▸ The problem
Output every entry exactly as written.

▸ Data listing
----

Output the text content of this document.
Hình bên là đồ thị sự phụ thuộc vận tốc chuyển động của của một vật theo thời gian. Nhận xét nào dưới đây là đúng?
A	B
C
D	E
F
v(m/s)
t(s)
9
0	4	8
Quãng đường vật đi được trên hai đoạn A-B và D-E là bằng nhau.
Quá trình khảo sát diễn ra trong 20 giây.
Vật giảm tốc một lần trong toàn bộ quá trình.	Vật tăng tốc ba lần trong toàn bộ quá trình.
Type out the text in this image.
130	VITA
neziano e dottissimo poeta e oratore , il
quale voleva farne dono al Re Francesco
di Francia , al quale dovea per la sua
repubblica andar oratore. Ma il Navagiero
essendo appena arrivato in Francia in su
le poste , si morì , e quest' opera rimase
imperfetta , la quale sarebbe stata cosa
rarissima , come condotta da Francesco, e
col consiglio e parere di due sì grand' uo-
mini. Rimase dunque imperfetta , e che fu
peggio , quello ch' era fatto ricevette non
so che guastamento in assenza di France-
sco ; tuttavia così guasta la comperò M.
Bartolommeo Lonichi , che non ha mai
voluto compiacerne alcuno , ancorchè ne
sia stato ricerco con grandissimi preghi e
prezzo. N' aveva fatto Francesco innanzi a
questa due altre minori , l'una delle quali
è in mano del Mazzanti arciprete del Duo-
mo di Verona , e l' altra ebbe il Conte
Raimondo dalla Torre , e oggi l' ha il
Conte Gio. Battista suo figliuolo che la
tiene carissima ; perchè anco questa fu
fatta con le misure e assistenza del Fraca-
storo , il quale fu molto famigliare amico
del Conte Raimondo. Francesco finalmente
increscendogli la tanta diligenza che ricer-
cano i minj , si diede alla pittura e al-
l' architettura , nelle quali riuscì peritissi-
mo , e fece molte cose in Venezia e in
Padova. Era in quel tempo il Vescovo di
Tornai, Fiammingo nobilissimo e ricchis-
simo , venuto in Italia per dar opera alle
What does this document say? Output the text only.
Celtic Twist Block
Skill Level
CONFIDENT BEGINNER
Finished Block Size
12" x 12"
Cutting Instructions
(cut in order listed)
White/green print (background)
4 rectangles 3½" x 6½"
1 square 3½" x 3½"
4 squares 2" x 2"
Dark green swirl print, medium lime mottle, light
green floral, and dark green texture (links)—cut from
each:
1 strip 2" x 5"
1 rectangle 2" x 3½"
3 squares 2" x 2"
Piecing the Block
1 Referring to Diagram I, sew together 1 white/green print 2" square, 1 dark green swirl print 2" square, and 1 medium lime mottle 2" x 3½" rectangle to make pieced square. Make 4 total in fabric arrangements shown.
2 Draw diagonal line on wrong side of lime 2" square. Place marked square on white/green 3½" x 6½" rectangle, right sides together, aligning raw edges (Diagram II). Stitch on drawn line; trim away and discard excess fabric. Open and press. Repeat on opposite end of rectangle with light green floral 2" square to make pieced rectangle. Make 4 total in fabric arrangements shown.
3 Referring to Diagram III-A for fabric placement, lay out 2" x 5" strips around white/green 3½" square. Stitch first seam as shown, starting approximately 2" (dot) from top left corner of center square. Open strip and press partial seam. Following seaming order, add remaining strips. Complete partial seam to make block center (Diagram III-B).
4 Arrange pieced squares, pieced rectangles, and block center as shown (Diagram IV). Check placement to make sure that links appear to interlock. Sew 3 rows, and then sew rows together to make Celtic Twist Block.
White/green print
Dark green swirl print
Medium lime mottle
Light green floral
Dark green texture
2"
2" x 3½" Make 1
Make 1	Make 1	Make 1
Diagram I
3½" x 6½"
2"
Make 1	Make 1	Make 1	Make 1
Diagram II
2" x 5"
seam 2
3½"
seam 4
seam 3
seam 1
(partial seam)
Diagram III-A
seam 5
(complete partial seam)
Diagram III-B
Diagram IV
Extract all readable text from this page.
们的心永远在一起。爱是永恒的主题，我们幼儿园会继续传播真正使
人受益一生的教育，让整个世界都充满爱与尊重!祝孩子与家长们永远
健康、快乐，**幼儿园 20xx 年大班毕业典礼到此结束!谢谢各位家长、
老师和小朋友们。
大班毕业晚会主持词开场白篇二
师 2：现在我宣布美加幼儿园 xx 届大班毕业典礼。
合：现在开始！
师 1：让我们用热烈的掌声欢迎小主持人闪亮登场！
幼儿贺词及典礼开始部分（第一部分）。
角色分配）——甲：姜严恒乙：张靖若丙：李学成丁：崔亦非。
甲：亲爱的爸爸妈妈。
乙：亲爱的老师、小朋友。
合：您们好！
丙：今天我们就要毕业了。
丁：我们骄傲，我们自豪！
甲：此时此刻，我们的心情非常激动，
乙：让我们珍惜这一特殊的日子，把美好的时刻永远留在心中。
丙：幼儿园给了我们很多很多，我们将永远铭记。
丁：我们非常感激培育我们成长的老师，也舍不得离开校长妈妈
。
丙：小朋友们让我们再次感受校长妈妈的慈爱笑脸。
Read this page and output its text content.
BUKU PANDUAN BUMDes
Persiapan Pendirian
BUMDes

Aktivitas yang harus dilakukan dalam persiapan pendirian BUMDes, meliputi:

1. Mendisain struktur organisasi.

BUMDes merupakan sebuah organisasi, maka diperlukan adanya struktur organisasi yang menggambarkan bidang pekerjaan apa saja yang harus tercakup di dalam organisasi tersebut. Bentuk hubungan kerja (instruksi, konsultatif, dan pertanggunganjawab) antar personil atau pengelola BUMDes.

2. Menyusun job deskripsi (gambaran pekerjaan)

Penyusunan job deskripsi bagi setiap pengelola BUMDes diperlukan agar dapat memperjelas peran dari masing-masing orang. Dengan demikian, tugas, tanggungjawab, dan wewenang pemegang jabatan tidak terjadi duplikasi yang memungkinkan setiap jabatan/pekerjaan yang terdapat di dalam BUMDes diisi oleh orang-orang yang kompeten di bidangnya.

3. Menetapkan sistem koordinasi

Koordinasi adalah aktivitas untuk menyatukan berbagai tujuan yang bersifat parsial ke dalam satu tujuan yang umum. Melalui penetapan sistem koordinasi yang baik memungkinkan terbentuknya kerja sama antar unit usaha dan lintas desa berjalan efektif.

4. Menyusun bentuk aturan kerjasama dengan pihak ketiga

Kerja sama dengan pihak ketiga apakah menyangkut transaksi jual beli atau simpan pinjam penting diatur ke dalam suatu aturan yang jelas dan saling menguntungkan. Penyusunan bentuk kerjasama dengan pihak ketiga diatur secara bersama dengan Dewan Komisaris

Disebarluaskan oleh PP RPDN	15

----

▸ Written solution
Output the text content of this document.
Hình bên là đồ thị sự phụ thuộc vận tốc chuyển động của của một vật theo thời gian. Nhận xét nào dưới đây là đúng?
A	B
C
D	E
F
v(m/s)
t(s)
9
0	4	8
Quãng đường vật đi được trên hai đoạn A-B và D-E là bằng nhau.
Quá trình khảo sát diễn ra trong 20 giây.
Vật giảm tốc một lần trong toàn bộ quá trình.	Vật tăng tốc ba lần trong toàn bộ quá trình.
Type out the text in this image.
130	VITA
neziano e dottissimo poeta e oratore , il
quale voleva farne dono al Re Francesco
di Francia , al quale dovea per la sua
repubblica andar oratore. Ma il Navagiero
essendo appena arrivato in Francia in su
le poste , si morì , e quest' opera rimase
imperfetta , la quale sarebbe stata cosa
rarissima , come condotta da Francesco, e
col consiglio e parere di due sì grand' uo-
mini. Rimase dunque imperfetta , e che fu
peggio , quello ch' era fatto ricevette non
so che guastamento in assenza di France-
sco ; tuttavia così guasta la comperò M.
Bartolommeo Lonichi , che non ha mai
voluto compiacerne alcuno , ancorchè ne
sia stato ricerco con grandissimi preghi e
prezzo. N' aveva fatto Francesco innanzi a
questa due altre minori , l'una delle quali
è in mano del Mazzanti arciprete del Duo-
mo di Verona , e l' altra ebbe il Conte
Raimondo dalla Torre , e oggi l' ha il
Conte Gio. Battista suo figliuolo che la
tiene carissima ; perchè anco questa fu
fatta con le misure e assistenza del Fraca-
storo , il quale fu molto famigliare amico
del Conte Raimondo. Francesco finalmente
increscendogli la tanta diligenza che ricer-
cano i minj , si diede alla pittura e al-
l' architettura , nelle quali riuscì peritissi-
mo , e fece molte cose in Venezia e in
Padova. Era in quel tempo il Vescovo di
Tornai, Fiammingo nobilissimo e ricchis-
simo , venuto in Italia per dar opera alle
What does this document say? Output the text only.
Celtic Twist Block
Skill Level
CONFIDENT BEGINNER
Finished Block Size
12" x 12"
Cutting Instructions
(cut in order listed)
White/green print (background)
4 rectangles 3½" x 6½"
1 square 3½" x 3½"
4 squares 2" x 2"
Dark green swirl print, medium lime mottle, light
green floral, and dark green texture (links)—cut from
each:
1 strip 2" x 5"
1 rectangle 2" x 3½"
3 squares 2" x 2"
Piecing the Block
1 Referring to Diagram I, sew together 1 white/green print 2" square, 1 dark green swirl print 2" square, and 1 medium lime mottle 2" x 3½" rectangle to make pieced square. Make 4 total in fabric arrangements shown.
2 Draw diagonal line on wrong side of lime 2" square. Place marked square on white/green 3½" x 6½" rectangle, right sides together, aligning raw edges (Diagram II). Stitch on drawn line; trim away and discard excess fabric. Open and press. Repeat on opposite end of rectangle with light green floral 2" square to make pieced rectangle. Make 4 total in fabric arrangements shown.
3 Referring to Diagram III-A for fabric placement, lay out 2" x 5" strips around white/green 3½" square. Stitch first seam as shown, starting approximately 2" (dot) from top left corner of center square. Open strip and press partial seam. Following seaming order, add remaining strips. Complete partial seam to make block center (Diagram III-B).
4 Arrange pieced squares, pieced rectangles, and block center as shown (Diagram IV). Check placement to make sure that links appear to interlock. Sew 3 rows, and then sew rows together to make Celtic Twist Block.
White/green print
Dark green swirl print
Medium lime mottle
Light green floral
Dark green texture
2"
2" x 3½" Make 1
Make 1	Make 1	Make 1
Diagram I
3½" x 6½"
2"
Make 1	Make 1	Make 1	Make 1
Diagram II
2" x 5"
seam 2
3½"
seam 4
seam 3
seam 1
(partial seam)
Diagram III-A
seam 5
(complete partial seam)
Diagram III-B
Diagram IV
Extract all readable text from this page.
们的心永远在一起。爱是永恒的主题，我们幼儿园会继续传播真正使
人受益一生的教育，让整个世界都充满爱与尊重!祝孩子与家长们永远
健康、快乐，**幼儿园 20xx 年大班毕业典礼到此结束!谢谢各位家长、
老师和小朋友们。
大班毕业晚会主持词开场白篇二
师 2：现在我宣布美加幼儿园 xx 届大班毕业典礼。
合：现在开始！
师 1：让我们用热烈的掌声欢迎小主持人闪亮登场！
幼儿贺词及典礼开始部分（第一部分）。
角色分配）——甲：姜严恒乙：张靖若丙：李学成丁：崔亦非。
甲：亲爱的爸爸妈妈。
乙：亲爱的老师、小朋友。
合：您们好！
丙：今天我们就要毕业了。
丁：我们骄傲，我们自豪！
甲：此时此刻，我们的心情非常激动，
乙：让我们珍惜这一特殊的日子，把美好的时刻永远留在心中。
丙：幼儿园给了我们很多很多，我们将永远铭记。
丁：我们非常感激培育我们成长的老师，也舍不得离开校长妈妈
。
丙：小朋友们让我们再次感受校长妈妈的慈爱笑脸。
Read this page and output its text content.
BUKU PANDUAN BUMDes
Persiapan Pendirian
BUMDes

Aktivitas yang harus dilakukan dalam persiapan pendirian BUMDes, meliputi:

1. Mendisain struktur organisasi.

BUMDes merupakan sebuah organisasi, maka diperlukan adanya struktur organisasi yang menggambarkan bidang pekerjaan apa saja yang harus tercakup di dalam organisasi tersebut. Bentuk hubungan kerja (instruksi, konsultatif, dan pertanggunganjawab) antar personil atau pengelola BUMDes.

2. Menyusun job deskripsi (gambaran pekerjaan)

Penyusunan job deskripsi bagi setiap pengelola BUMDes diperlukan agar dapat memperjelas peran dari masing-masing orang. Dengan demikian, tugas, tanggungjawab, dan wewenang pemegang jabatan tidak terjadi duplikasi yang memungkinkan setiap jabatan/pekerjaan yang terdapat di dalam BUMDes diisi oleh orang-orang yang kompeten di bidangnya.

3. Menetapkan sistem koordinasi

Koordinasi adalah aktivitas untuk menyatukan berbagai tujuan yang bersifat parsial ke dalam satu tujuan yang umum. Melalui penetapan sistem koordinasi yang baik memungkinkan terbentuknya kerja sama antar unit usaha dan lintas desa berjalan efektif.

4. Menyusun bentuk aturan kerjasama dengan pihak ketiga

Kerja sama dengan pihak ketiga apakah menyangkut transaksi jual beli atau simpan pinjam penting diatur ke dalam suatu aturan yang jelas dan saling menguntungkan. Penyusunan bentuk kerjasama dengan pihak ketiga diatur secara bersama dengan Dewan Komisaris

Disebarluaskan oleh PP RPDN	15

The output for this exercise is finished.